PAGE EXTRACT >>

○ ○ ○ ○ ○ ○ ○

Journalist
From 1918 to 1919 Hecht served as war correspondent in Berlin for the
Chicago Daily News. According to Siegel, "Besides being a war reporter, he was noted for being a tough crime reporter while also becoming known in Chicago literary circles.".
In 1921, Hecht inaugurated a Daily News column called
One Thousand and One Afternoons in Chicago. While it lasted, the column was enormously influential. His editor, Henry Justin Smith, later said it represented a new concept in journalism:
- "the idea that just under the edge of the news as commonly understood, the news often flatly unimaginatively told, lay life; that in this urban life there dwelt the stuff of literature, not hidden in remote places, either, but walking the downtown streets, peering from the windows of sky scrapers, sunning itself in parks and boulevards. He was going to be its interpreter. His was to be the lens throwing city life into new colors, his the microscope revealing its contortions in life and death."
While at the
Chicago Daily News, Hecht famously broke the 1921 "Ragged Stranger Murder Case" story, about the murder of Carl Wanderer's wife, which led to the trial and execution of war hero Carl Wanderer. In Chicago, he also met and befriended Maxwell Bodenheim, an American poet and novelist, known as the King of Greenwich Village Bohemians, and with whom he became a lifelong friend.
After concluding
One Thousand and One Afternoons, Hecht went on to produce novels, plays, screenplays, and memoirs, but none of these eclipsed his early success in finding the stuff of literature in city life. Recalling that period, Hecht wrote, "I haunted streets, whorehouses, police stations, courtrooms, theater stages, jails, saloons, slums, madhouses, fires, murders, riots, banquet halls and bookshops. I ran everywhere in the city like a fly buzzing in the works of a clock, tasted more than any fit belly could hold, learned not to sleep, and buried myself in a tick-tock of whirling hours that still echo in me."

○ ○ ○ ○ ○ ○ ○

RECORDS SUPPLIED >>
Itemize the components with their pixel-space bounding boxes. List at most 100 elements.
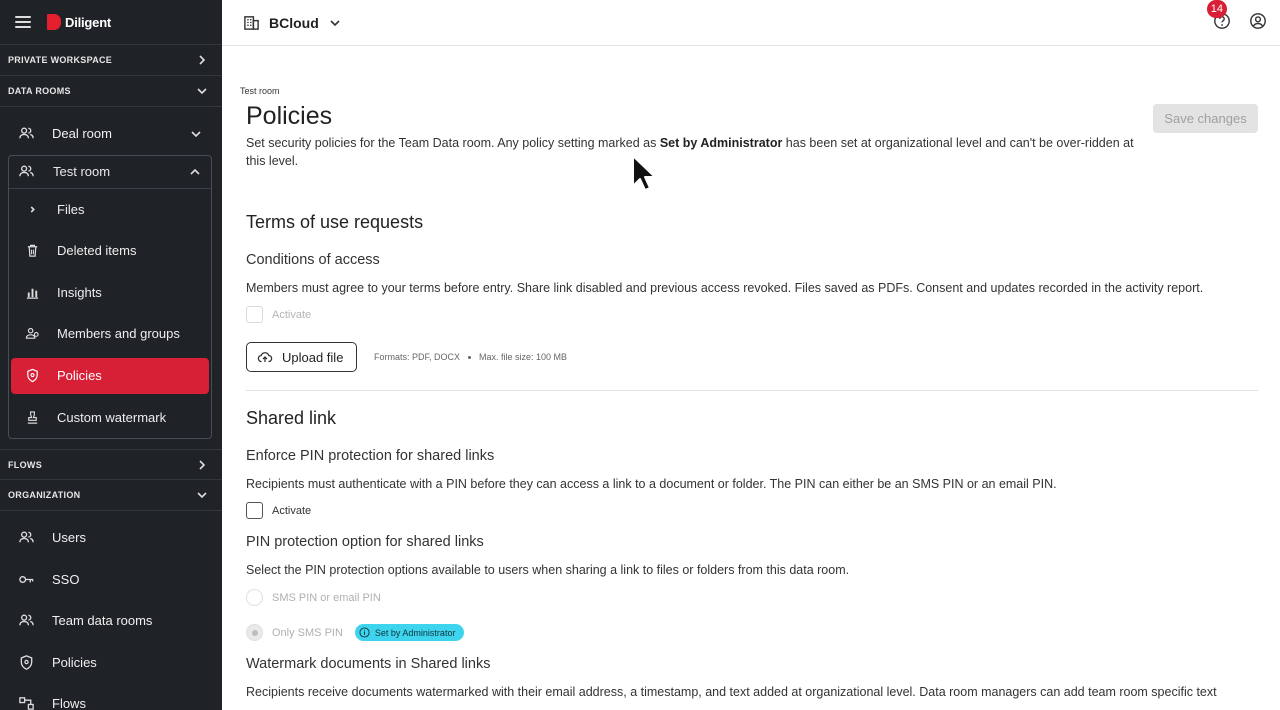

○ ○ ○ ○ ○ ○ ○

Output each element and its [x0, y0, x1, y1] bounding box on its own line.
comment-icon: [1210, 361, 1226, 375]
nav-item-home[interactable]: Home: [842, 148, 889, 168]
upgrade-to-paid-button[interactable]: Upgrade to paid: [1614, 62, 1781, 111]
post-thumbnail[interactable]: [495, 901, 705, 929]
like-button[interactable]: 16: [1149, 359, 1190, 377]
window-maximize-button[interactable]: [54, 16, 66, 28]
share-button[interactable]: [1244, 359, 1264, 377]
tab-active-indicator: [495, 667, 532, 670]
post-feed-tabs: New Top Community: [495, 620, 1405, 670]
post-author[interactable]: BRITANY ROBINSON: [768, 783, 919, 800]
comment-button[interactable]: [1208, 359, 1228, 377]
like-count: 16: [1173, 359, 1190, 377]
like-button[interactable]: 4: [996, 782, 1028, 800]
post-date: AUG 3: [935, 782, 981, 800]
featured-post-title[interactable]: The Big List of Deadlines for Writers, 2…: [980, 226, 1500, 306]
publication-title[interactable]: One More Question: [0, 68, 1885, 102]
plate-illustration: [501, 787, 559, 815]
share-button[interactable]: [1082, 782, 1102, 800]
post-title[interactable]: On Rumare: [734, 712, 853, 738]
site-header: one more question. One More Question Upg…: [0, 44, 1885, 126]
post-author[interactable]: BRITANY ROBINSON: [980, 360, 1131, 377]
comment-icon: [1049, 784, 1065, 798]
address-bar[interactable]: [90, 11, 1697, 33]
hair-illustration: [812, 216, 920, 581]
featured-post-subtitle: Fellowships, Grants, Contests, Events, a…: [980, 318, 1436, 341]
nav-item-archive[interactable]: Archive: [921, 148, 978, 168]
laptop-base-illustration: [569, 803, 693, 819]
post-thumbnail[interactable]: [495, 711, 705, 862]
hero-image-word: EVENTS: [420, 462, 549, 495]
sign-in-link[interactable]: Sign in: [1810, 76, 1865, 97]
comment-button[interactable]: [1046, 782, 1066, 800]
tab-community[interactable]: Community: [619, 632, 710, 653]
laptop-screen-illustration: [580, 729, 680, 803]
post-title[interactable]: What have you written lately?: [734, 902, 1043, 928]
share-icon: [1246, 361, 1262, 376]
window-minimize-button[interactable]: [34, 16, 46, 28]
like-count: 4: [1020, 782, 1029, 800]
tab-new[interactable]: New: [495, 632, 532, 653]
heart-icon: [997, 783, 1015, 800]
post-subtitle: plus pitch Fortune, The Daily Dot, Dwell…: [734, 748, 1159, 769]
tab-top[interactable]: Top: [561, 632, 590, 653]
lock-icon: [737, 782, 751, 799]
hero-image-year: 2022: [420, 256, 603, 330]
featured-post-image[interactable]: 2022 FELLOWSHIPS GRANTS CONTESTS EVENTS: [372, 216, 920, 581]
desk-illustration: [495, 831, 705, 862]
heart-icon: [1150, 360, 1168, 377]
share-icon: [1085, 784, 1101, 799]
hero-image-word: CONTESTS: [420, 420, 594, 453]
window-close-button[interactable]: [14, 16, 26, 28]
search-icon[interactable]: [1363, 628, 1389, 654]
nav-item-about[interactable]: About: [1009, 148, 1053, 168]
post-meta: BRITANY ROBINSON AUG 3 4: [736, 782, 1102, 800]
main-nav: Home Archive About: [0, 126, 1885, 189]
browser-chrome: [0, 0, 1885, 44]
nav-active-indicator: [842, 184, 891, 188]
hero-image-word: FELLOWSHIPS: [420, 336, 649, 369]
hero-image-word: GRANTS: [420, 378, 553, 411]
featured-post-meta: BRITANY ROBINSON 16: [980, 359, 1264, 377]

○ ○ ○ ○ ○ ○ ○

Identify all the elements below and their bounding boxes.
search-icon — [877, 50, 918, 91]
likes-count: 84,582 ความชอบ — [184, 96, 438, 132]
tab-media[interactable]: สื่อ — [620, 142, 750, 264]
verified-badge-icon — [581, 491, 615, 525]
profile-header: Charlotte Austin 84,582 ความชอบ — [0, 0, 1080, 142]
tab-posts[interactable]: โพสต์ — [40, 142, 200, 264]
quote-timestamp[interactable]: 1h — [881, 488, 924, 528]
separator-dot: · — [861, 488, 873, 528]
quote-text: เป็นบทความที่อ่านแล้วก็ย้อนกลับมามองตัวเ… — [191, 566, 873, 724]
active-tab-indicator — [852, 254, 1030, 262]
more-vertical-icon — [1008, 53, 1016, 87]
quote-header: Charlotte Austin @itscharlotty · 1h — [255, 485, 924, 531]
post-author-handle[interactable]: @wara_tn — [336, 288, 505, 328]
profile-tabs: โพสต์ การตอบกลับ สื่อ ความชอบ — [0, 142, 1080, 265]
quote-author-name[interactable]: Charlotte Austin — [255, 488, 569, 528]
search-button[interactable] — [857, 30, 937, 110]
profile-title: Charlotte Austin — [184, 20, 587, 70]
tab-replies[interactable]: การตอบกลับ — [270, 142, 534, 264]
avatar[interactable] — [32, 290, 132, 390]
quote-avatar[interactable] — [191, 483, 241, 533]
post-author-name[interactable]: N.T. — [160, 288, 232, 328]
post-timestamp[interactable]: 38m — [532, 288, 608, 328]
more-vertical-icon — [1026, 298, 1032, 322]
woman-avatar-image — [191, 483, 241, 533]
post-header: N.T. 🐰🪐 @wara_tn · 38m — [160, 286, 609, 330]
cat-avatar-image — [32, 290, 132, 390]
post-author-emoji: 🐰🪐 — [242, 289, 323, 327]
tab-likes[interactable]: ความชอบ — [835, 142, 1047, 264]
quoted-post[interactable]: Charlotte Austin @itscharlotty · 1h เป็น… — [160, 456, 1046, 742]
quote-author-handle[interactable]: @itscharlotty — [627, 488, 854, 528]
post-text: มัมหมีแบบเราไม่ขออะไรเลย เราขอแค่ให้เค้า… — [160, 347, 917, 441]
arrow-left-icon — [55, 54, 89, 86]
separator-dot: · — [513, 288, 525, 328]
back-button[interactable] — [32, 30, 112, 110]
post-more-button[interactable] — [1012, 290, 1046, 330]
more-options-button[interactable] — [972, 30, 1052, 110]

○ ○ ○ ○ ○ ○ ○

WHAT YOU ARE ASKED TO DO >>
Pick up the passage on Hecht's years as a journalist after its last sentence and continue it.

RESPONSE TO THE EXERCISE >>
Playwright
He began writing plays beginning with a series of one-acts in 1914. His first full-length play was
The Egotist, and was produced in New York in 1922. While living in Chicago, he met fellow reporter Charles MacArthur and together they moved to New York to collaborate on their play,
The Front Page. It was widely acclaimed and had a successful run on Broadway of 281 performances, beginning August,1928. In 1931 it was turned into a successful film which was nominated for three Oscars.
Novelist and short-story writer
Besides working as reporter in Chicago, "he also contributed to literary magazines including the
Little Review. After World War I he was sent by the Chicago Daily News to Berlin to witness the revolutionary movements, which gave him the material for his first novel,
Erik Dorn (1921). ... A daily column he wrote,
1001 Afternoons in Chicago, was later collected into a book, and brought Hecht fame." These works enhanced his reputation in the literary scene as a reporter, columnist, short story writer, and novelist. After leaving the News in 1923 he started his own newspaper The
Chicago Literary Times.
According to biographer author Eddy Applegate, "Hecht read voraciously the works of Gautier, Adelaide, Mallarmé, and Verlaine, and developed a style that was extraordinary and imaginative. The use of metaphor, imagery, and vivid phrases made his writing distinct... again and again Hecht showed an uncanny ability to picture the strange jumble of events in strokes as vivid and touching as the brushmarks of a novelist."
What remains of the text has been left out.